##### TEXT ZUR ANALYSE
Die Sterbegeldversicherung

An das Sterben denkt keiner gerne, doch man sollte es nicht außer Acht lassen. Denn ein Todesfall ist auch immer mit finanziellen Folgen verbunden, wie z.B. die Bestattungskosten, Kosten für das Grab, etc.

Viele Personen kennen noch den Begriff des Sterbegeldes. Früher wurde von der gesetzlichen Krankenkasse bei Tod des Versicherungsnehmers das so genannte „Sterbegeld“ gezahlt. Es diente als Zuschuss für die Bestattungskosten. Doch seit Januar 2004 wurde das Sterbegeld gänzlich aus dem Leistungskatalog der gesetzlichen Krankenkassen gestrichen.
##########
*AUFGABEN*
A - Nenne in der Reihenfolge ihres ersten Auftretens alle verschiedenen Wortformen im Text zur Sterbegeldversicherung, die mit „Sterbe“ beginnen.
B - Führe den Text zur Sterbegeldversicherung nach seinem letzten Satz mit einigen Sätzen fort.
##### EXTRAHIERTE ANGABEN
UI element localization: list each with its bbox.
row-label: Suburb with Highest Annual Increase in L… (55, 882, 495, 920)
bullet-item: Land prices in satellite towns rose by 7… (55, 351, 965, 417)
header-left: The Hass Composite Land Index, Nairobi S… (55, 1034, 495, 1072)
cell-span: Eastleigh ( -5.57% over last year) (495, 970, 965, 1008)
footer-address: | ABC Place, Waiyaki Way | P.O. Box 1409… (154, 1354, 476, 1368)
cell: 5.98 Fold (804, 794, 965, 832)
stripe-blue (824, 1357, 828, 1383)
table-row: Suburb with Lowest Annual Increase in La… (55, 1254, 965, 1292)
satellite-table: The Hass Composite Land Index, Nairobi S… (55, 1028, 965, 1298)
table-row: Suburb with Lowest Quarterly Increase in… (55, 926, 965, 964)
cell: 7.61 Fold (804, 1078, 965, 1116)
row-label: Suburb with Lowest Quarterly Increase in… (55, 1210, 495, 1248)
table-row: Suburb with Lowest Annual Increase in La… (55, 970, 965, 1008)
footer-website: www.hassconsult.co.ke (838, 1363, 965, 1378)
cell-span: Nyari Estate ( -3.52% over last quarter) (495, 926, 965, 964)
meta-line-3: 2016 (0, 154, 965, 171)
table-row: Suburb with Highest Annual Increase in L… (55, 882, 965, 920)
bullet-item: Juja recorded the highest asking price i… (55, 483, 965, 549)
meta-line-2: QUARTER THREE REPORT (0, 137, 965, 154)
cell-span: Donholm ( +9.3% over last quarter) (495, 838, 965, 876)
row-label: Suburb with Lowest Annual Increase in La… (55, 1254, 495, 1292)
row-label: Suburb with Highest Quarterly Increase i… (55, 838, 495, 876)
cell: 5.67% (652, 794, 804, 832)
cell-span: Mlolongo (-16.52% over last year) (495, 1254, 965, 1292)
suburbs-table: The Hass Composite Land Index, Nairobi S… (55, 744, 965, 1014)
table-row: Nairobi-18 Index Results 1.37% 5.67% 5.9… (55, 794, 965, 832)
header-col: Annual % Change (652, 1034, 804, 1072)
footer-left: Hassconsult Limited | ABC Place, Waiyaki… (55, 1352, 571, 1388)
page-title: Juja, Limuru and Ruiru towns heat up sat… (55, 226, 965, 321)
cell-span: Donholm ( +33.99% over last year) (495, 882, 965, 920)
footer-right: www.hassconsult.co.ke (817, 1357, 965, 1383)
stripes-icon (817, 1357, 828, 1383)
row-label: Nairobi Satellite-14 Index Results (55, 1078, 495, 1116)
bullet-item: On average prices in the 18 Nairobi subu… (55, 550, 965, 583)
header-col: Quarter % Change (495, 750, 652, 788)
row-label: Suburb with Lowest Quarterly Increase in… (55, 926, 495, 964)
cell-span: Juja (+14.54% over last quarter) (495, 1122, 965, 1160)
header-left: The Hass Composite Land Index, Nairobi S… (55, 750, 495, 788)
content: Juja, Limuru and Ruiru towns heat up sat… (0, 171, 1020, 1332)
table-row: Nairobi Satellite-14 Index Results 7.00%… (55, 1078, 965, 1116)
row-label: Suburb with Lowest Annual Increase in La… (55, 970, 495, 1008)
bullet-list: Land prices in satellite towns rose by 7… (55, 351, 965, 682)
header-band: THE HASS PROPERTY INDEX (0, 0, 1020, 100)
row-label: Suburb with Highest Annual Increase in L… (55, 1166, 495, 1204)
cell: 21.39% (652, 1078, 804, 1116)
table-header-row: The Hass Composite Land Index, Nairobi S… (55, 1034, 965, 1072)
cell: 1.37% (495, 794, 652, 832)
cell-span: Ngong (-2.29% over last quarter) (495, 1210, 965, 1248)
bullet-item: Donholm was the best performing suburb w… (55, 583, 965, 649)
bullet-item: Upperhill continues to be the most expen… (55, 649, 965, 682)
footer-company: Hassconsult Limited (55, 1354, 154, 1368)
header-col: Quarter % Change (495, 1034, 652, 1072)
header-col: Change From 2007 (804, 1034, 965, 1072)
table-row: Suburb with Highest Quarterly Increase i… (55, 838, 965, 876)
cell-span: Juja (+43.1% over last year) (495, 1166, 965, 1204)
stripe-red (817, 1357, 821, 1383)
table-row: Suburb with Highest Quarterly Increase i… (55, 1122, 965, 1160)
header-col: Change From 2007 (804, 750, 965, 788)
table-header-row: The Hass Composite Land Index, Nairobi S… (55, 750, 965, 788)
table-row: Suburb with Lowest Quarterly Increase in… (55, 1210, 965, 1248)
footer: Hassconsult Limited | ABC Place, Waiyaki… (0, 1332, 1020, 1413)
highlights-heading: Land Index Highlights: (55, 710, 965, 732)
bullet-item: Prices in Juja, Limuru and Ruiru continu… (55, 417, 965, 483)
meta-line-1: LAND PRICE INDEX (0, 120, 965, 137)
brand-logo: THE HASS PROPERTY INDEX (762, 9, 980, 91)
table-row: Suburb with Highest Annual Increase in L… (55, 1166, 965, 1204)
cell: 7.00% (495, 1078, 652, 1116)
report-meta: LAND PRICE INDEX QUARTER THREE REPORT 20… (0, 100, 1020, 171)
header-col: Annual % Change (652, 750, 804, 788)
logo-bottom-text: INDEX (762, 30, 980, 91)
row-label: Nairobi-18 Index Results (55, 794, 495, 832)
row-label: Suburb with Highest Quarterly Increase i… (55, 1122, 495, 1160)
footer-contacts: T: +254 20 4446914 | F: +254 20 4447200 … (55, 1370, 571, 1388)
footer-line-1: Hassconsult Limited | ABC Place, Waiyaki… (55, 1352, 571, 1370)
##########
*LÖSUNGEN DER REIHE*
A - Sterbegeldversicherung, Sterben, Sterbegeldes, Sterbegeld

B -
Da man mit keinerlei Unterstützung unseres Sozialversicherungssystems mehr rechnen kann, bieten einige Versicherer die Möglichkeit im Rahmen der Sterbegeldversicherung, durch private Vorsorge die entstehenden Kosten abzusichern. Eine Bestattung in Deutschland kostet mittlerweile zwischen 5.000 € und 10.000 €. Die Sterbegeldversicherung ist somit eine Risikoversicherung mit lebenslanger Laufzeit. Die Beiträge hierzu können entweder in monatlichen Raten oder als Einmalzahlung getätigt werden.

Ein erwähnenswerter Vorteil der Sterbegeldversicherung ist die nicht notwendige Gesundheitsprüfung. Der Versicherungsnehmer muss bei Antragsstellung keine Angaben über seinen Gesundheitszustand machen. Das heißt, im Prinzip kann jeder einer Sterbegeldversicherung abschließen. Doch die Versicherer zahlen in den ersten drei Versicherungsjahren bei Tod der Versicherten Person nur die eingezahlten Beiträge zurück und nicht die vereinbarte Versicherungssumme. Erst nach Ablauf der 3 Versicherungsjahre wird im Todesfall die vereinbarte Versicherungssumme ausgezahlt.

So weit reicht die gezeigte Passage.